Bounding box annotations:
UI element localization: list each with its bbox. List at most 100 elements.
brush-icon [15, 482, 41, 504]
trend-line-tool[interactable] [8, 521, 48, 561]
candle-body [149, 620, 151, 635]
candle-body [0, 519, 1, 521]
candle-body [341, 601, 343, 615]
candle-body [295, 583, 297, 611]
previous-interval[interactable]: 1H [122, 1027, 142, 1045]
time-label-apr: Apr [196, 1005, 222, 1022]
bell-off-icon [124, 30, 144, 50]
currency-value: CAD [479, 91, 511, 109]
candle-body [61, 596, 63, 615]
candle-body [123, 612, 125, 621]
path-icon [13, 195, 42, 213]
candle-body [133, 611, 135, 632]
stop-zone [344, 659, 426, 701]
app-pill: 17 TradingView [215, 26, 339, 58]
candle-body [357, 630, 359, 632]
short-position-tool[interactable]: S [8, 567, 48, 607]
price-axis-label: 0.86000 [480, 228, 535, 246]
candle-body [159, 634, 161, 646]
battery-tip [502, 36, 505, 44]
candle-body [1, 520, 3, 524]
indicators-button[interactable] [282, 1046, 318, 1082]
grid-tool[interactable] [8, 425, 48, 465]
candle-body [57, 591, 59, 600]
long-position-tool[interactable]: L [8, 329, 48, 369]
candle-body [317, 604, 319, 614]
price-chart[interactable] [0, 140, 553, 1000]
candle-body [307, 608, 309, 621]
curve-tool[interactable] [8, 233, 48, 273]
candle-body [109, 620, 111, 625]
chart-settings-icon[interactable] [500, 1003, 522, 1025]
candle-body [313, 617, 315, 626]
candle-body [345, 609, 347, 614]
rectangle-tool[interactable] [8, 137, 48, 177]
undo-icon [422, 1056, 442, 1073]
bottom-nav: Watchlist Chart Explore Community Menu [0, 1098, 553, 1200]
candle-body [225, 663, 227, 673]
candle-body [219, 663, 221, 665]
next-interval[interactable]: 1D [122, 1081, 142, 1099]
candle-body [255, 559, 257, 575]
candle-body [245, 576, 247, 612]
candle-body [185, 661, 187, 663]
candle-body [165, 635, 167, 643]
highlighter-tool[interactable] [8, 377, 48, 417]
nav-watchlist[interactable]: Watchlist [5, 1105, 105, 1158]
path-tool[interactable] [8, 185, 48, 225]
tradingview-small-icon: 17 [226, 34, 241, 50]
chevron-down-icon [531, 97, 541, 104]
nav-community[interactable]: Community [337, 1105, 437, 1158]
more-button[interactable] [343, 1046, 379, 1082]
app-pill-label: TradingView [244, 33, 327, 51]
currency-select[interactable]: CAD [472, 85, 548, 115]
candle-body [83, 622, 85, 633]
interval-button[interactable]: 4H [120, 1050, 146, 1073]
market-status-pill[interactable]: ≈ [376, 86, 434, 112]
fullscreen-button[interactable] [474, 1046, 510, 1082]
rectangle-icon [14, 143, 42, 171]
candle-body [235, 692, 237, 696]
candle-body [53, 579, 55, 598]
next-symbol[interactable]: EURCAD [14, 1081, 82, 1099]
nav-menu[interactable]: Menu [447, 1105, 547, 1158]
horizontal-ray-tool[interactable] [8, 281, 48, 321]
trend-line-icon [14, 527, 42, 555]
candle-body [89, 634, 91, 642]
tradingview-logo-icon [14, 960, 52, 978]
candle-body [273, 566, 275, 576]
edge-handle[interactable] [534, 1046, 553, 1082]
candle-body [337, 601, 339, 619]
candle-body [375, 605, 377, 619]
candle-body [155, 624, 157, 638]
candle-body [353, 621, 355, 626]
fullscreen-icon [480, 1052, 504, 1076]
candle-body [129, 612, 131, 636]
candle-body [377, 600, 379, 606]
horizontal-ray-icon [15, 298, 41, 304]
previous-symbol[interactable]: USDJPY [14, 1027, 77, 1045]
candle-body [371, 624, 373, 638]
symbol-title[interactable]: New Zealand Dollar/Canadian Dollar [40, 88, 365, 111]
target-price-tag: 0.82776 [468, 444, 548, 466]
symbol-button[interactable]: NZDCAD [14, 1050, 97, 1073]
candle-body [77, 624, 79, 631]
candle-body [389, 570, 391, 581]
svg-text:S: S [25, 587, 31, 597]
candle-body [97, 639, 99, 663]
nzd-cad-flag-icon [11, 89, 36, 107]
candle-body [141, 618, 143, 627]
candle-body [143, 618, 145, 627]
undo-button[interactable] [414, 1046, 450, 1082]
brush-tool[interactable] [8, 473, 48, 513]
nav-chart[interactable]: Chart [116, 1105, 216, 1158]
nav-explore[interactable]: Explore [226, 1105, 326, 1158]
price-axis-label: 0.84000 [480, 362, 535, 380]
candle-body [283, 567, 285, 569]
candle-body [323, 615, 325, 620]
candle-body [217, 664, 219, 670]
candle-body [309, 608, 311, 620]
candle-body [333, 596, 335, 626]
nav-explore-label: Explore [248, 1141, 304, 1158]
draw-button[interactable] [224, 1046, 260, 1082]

* _GIVEN REQUEST_
Render the rows as a numbered list, starting from the first row and going up to and including the line with "app-pill: 17 TradingView [215, 26, 339, 58]". Leave out blank lines, and include only those rows.

* _RESULT OF THIS TASK_
1. UI element localization: list each with its bbox. List at most 100 elements.
2. brush-icon [15, 482, 41, 504]
3. trend-line-tool[interactable] [8, 521, 48, 561]
4. candle-body [149, 620, 151, 635]
5. candle-body [0, 519, 1, 521]
6. candle-body [341, 601, 343, 615]
7. candle-body [295, 583, 297, 611]
8. previous-interval[interactable]: 1H [122, 1027, 142, 1045]
9. time-label-apr: Apr [196, 1005, 222, 1022]
10. bell-off-icon [124, 30, 144, 50]
11. currency-value: CAD [479, 91, 511, 109]
12. candle-body [61, 596, 63, 615]
13. candle-body [123, 612, 125, 621]
14. path-icon [13, 195, 42, 213]
15. candle-body [133, 611, 135, 632]
16. stop-zone [344, 659, 426, 701]
17. app-pill: 17 TradingView [215, 26, 339, 58]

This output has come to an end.